● **TASK TO COMPLETE**: Gather up every line from the entries below that uses the word "internal".

── DATASET CONTENT

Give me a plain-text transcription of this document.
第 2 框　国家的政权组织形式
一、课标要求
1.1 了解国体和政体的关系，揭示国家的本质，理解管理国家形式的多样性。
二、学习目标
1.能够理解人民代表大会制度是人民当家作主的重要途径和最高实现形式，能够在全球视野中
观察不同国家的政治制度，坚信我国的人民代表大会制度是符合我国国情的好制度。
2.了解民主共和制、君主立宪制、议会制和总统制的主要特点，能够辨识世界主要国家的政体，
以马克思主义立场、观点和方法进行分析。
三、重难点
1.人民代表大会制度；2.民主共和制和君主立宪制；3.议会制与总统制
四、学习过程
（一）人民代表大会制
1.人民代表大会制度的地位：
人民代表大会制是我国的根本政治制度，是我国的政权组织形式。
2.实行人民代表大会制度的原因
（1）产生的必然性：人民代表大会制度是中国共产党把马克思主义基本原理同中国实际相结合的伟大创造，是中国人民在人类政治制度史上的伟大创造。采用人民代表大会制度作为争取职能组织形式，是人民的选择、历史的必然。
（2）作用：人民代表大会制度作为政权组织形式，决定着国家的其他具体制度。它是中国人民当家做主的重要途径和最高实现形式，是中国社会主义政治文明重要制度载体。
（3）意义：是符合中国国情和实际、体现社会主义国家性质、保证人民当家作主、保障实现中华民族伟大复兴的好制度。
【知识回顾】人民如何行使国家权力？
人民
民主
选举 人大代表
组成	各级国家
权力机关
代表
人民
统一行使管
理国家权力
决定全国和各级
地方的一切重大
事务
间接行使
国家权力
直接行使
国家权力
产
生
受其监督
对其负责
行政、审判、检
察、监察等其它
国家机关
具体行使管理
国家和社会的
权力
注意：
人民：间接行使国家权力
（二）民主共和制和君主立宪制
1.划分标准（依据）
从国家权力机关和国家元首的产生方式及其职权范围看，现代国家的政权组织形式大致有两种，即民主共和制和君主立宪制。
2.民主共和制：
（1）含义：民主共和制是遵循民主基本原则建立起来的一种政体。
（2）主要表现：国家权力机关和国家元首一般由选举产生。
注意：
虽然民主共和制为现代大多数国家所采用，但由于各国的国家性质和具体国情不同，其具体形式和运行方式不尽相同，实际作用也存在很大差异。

────
── DATASET CONTENT

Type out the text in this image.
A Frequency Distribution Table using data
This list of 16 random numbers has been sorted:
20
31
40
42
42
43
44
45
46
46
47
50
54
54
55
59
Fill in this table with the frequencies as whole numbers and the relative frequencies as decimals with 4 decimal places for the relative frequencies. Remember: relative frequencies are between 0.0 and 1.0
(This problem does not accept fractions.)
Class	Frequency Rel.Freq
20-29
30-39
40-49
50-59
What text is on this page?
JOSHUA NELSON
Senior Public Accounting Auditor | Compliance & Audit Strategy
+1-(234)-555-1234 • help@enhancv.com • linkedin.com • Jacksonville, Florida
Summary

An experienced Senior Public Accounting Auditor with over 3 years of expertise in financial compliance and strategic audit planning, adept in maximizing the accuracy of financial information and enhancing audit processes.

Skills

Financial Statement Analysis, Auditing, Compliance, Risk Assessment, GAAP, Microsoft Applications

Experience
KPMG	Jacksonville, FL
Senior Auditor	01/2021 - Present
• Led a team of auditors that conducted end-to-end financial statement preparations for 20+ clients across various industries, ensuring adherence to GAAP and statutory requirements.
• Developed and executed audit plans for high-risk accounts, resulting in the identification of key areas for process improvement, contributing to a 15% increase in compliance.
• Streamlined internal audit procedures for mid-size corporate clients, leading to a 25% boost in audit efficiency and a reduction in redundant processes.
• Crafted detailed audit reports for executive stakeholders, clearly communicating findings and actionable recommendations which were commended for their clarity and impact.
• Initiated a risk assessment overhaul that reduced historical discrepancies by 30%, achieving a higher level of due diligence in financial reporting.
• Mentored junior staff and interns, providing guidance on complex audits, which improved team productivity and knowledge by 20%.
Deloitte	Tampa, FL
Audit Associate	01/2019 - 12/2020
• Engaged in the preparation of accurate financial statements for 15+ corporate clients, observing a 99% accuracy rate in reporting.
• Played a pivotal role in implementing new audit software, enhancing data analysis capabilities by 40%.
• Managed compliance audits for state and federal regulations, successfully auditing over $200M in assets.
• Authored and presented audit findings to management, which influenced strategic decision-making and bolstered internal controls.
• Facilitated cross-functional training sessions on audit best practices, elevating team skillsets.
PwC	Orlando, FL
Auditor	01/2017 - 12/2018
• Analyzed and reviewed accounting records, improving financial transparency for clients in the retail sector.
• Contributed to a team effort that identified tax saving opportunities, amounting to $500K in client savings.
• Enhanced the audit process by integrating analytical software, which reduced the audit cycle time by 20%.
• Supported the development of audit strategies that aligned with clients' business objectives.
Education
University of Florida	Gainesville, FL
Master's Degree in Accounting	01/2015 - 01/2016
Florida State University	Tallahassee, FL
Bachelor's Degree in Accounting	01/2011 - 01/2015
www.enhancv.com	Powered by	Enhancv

────

● **ANSWER FOR THE TASK**:
• Streamlined internal audit procedures for mid-size corporate clients, leading to a 25% boost in audit efficiency and a reduction in redundant processes.
• Authored and presented audit findings to management, which influenced strategic decision-making and bolstered internal controls.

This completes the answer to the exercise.